• Problem details
Each of the records below must be reproduced verbatim.

Document transcript data
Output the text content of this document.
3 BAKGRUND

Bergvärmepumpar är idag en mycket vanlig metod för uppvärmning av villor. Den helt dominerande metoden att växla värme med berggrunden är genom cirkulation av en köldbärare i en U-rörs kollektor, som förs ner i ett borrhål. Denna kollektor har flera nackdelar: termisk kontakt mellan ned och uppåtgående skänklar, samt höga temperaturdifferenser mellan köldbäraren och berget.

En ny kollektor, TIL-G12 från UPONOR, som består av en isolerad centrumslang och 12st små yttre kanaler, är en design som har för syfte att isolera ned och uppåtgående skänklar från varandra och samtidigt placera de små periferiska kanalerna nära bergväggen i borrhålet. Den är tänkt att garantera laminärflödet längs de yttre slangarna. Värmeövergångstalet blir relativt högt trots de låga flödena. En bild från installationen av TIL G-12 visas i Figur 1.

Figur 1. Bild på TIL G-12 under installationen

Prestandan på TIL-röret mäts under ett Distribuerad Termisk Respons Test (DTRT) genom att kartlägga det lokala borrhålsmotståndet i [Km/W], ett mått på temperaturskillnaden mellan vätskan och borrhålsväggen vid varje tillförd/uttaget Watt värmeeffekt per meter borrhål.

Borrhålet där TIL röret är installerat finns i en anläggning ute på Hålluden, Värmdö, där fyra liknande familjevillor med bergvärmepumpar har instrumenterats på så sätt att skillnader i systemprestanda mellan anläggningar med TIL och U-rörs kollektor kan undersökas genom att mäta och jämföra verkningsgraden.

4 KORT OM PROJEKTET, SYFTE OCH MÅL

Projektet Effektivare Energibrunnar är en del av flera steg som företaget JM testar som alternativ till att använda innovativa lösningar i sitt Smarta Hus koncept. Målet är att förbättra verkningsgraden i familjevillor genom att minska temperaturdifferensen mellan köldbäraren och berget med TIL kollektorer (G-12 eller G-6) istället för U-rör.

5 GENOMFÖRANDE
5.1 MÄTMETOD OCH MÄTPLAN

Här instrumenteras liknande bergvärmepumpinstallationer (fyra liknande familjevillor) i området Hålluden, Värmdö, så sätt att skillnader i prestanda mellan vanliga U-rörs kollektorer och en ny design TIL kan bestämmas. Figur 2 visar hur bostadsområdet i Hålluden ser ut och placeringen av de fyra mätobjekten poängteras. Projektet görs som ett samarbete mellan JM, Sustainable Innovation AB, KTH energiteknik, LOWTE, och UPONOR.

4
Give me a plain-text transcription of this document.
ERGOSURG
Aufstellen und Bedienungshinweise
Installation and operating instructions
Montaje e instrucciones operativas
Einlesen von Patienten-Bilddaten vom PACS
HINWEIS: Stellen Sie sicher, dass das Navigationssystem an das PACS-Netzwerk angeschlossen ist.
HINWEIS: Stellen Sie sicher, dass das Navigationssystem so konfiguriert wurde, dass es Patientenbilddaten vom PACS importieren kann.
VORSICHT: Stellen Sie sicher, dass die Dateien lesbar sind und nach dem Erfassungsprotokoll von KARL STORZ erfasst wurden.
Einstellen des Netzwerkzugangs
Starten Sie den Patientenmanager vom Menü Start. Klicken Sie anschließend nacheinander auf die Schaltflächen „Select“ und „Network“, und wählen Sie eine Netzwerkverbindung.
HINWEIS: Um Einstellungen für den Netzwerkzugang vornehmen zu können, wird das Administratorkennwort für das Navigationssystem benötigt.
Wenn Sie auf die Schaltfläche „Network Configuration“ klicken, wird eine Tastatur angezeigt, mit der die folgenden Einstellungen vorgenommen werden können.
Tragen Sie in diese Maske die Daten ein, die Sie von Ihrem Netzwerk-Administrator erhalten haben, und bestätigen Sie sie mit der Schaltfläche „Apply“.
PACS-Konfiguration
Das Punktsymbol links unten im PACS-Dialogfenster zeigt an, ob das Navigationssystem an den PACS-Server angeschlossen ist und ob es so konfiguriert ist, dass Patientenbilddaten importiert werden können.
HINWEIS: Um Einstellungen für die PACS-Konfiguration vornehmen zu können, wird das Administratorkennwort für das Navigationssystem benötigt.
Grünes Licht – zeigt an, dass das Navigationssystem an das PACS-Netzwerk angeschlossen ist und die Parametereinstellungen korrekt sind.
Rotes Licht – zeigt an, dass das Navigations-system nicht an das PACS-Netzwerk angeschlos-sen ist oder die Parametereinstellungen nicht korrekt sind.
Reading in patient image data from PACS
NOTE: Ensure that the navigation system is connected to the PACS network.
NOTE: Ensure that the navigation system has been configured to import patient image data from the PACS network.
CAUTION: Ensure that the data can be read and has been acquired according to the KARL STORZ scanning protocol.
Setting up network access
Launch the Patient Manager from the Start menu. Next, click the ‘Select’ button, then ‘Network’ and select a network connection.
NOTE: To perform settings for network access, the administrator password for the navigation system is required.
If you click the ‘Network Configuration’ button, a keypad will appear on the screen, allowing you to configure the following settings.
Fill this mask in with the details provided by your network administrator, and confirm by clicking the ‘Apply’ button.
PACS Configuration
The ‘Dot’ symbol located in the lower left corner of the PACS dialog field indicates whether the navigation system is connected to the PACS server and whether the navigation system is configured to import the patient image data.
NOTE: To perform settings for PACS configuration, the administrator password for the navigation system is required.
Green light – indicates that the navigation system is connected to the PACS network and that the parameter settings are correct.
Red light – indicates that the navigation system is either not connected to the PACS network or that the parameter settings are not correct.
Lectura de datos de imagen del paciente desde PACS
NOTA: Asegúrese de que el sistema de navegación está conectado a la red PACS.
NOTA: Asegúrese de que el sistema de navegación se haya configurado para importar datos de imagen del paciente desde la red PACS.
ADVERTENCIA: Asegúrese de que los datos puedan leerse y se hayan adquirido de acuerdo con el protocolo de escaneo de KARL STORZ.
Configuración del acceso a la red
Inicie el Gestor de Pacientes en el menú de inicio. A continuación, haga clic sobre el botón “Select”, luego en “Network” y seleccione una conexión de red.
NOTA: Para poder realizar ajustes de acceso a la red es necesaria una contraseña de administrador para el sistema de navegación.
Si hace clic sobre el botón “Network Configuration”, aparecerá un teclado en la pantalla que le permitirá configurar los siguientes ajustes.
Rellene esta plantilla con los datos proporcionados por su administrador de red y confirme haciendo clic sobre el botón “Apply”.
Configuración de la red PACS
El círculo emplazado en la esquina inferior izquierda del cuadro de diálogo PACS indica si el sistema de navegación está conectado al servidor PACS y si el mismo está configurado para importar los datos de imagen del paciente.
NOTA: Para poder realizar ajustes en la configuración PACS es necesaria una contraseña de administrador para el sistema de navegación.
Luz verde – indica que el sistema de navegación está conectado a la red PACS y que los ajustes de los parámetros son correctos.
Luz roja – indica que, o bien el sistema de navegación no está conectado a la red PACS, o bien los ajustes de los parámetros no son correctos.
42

• Solution to this task
Output the text content of this document.
3 BAKGRUND

Bergvärmepumpar är idag en mycket vanlig metod för uppvärmning av villor. Den helt dominerande metoden att växla värme med berggrunden är genom cirkulation av en köldbärare i en U-rörs kollektor, som förs ner i ett borrhål. Denna kollektor har flera nackdelar: termisk kontakt mellan ned och uppåtgående skänklar, samt höga temperaturdifferenser mellan köldbäraren och berget.

En ny kollektor, TIL-G12 från UPONOR, som består av en isolerad centrumslang och 12st små yttre kanaler, är en design som har för syfte att isolera ned och uppåtgående skänklar från varandra och samtidigt placera de små periferiska kanalerna nära bergväggen i borrhålet. Den är tänkt att garantera laminärflödet längs de yttre slangarna. Värmeövergångstalet blir relativt högt trots de låga flödena. En bild från installationen av TIL G-12 visas i Figur 1.

Figur 1. Bild på TIL G-12 under installationen

Prestandan på TIL-röret mäts under ett Distribuerad Termisk Respons Test (DTRT) genom att kartlägga det lokala borrhålsmotståndet i [Km/W], ett mått på temperaturskillnaden mellan vätskan och borrhålsväggen vid varje tillförd/uttaget Watt värmeeffekt per meter borrhål.

Borrhålet där TIL röret är installerat finns i en anläggning ute på Hålluden, Värmdö, där fyra liknande familjevillor med bergvärmepumpar har instrumenterats på så sätt att skillnader i systemprestanda mellan anläggningar med TIL och U-rörs kollektor kan undersökas genom att mäta och jämföra verkningsgraden.

4 KORT OM PROJEKTET, SYFTE OCH MÅL

Projektet Effektivare Energibrunnar är en del av flera steg som företaget JM testar som alternativ till att använda innovativa lösningar i sitt Smarta Hus koncept. Målet är att förbättra verkningsgraden i familjevillor genom att minska temperaturdifferensen mellan köldbäraren och berget med TIL kollektorer (G-12 eller G-6) istället för U-rör.

5 GENOMFÖRANDE
5.1 MÄTMETOD OCH MÄTPLAN

Här instrumenteras liknande bergvärmepumpinstallationer (fyra liknande familjevillor) i området Hålluden, Värmdö, så sätt att skillnader i prestanda mellan vanliga U-rörs kollektorer och en ny design TIL kan bestämmas. Figur 2 visar hur bostadsområdet i Hålluden ser ut och placeringen av de fyra mätobjekten poängteras. Projektet görs som ett samarbete mellan JM, Sustainable Innovation AB, KTH energiteknik, LOWTE, och UPONOR.

4
Give me a plain-text transcription of this document.
ERGOSURG
Aufstellen und Bedienungshinweise
Installation and operating instructions
Montaje e instrucciones operativas
Einlesen von Patienten-Bilddaten vom PACS
HINWEIS: Stellen Sie sicher, dass das Navigationssystem an das PACS-Netzwerk angeschlossen ist.
HINWEIS: Stellen Sie sicher, dass das Navigationssystem so konfiguriert wurde, dass es Patientenbilddaten vom PACS importieren kann.
VORSICHT: Stellen Sie sicher, dass die Dateien lesbar sind und nach dem Erfassungsprotokoll von KARL STORZ erfasst wurden.
Einstellen des Netzwerkzugangs
Starten Sie den Patientenmanager vom Menü Start. Klicken Sie anschließend nacheinander auf die Schaltflächen „Select“ und „Network“, und wählen Sie eine Netzwerkverbindung.
HINWEIS: Um Einstellungen für den Netzwerkzugang vornehmen zu können, wird das Administratorkennwort für das Navigationssystem benötigt.
Wenn Sie auf die Schaltfläche „Network Configuration“ klicken, wird eine Tastatur angezeigt, mit der die folgenden Einstellungen vorgenommen werden können.
Tragen Sie in diese Maske die Daten ein, die Sie von Ihrem Netzwerk-Administrator erhalten haben, und bestätigen Sie sie mit der Schaltfläche „Apply“.
PACS-Konfiguration
Das Punktsymbol links unten im PACS-Dialogfenster zeigt an, ob das Navigationssystem an den PACS-Server angeschlossen ist und ob es so konfiguriert ist, dass Patientenbilddaten importiert werden können.
HINWEIS: Um Einstellungen für die PACS-Konfiguration vornehmen zu können, wird das Administratorkennwort für das Navigationssystem benötigt.
Grünes Licht – zeigt an, dass das Navigationssystem an das PACS-Netzwerk angeschlossen ist und die Parametereinstellungen korrekt sind.
Rotes Licht – zeigt an, dass das Navigations-system nicht an das PACS-Netzwerk angeschlos-sen ist oder die Parametereinstellungen nicht korrekt sind.
Reading in patient image data from PACS
NOTE: Ensure that the navigation system is connected to the PACS network.
NOTE: Ensure that the navigation system has been configured to import patient image data from the PACS network.
CAUTION: Ensure that the data can be read and has been acquired according to the KARL STORZ scanning protocol.
Setting up network access
Launch the Patient Manager from the Start menu. Next, click the ‘Select’ button, then ‘Network’ and select a network connection.
NOTE: To perform settings for network access, the administrator password for the navigation system is required.
If you click the ‘Network Configuration’ button, a keypad will appear on the screen, allowing you to configure the following settings.
Fill this mask in with the details provided by your network administrator, and confirm by clicking the ‘Apply’ button.
PACS Configuration
The ‘Dot’ symbol located in the lower left corner of the PACS dialog field indicates whether the navigation system is connected to the PACS server and whether the navigation system is configured to import the patient image data.
NOTE: To perform settings for PACS configuration, the administrator password for the navigation system is required.
Green light – indicates that the navigation system is connected to the PACS network and that the parameter settings are correct.
Red light – indicates that the navigation system is either not connected to the PACS network or that the parameter settings are not correct.
Lectura de datos de imagen del paciente desde PACS
NOTA: Asegúrese de que el sistema de navegación está conectado a la red PACS.
NOTA: Asegúrese de que el sistema de navegación se haya configurado para importar datos de imagen del paciente desde la red PACS.
ADVERTENCIA: Asegúrese de que los datos puedan leerse y se hayan adquirido de acuerdo con el protocolo de escaneo de KARL STORZ.
Configuración del acceso a la red
Inicie el Gestor de Pacientes en el menú de inicio. A continuación, haga clic sobre el botón “Select”, luego en “Network” y seleccione una conexión de red.
NOTA: Para poder realizar ajustes de acceso a la red es necesaria una contraseña de administrador para el sistema de navegación.
Si hace clic sobre el botón “Network Configuration”, aparecerá un teclado en la pantalla que le permitirá configurar los siguientes ajustes.
Rellene esta plantilla con los datos proporcionados por su administrador de red y confirme haciendo clic sobre el botón “Apply”.
Configuración de la red PACS
El círculo emplazado en la esquina inferior izquierda del cuadro de diálogo PACS indica si el sistema de navegación está conectado al servidor PACS y si el mismo está configurado para importar los datos de imagen del paciente.
NOTA: Para poder realizar ajustes en la configuración PACS es necesaria una contraseña de administrador para el sistema de navegación.
Luz verde – indica que el sistema de navegación está conectado a la red PACS y que los ajustes de los parámetros son correctos.
Luz roja – indica que, o bien el sistema de navegación no está conectado a la red PACS, o bien los ajustes de los parámetros no son correctos.
42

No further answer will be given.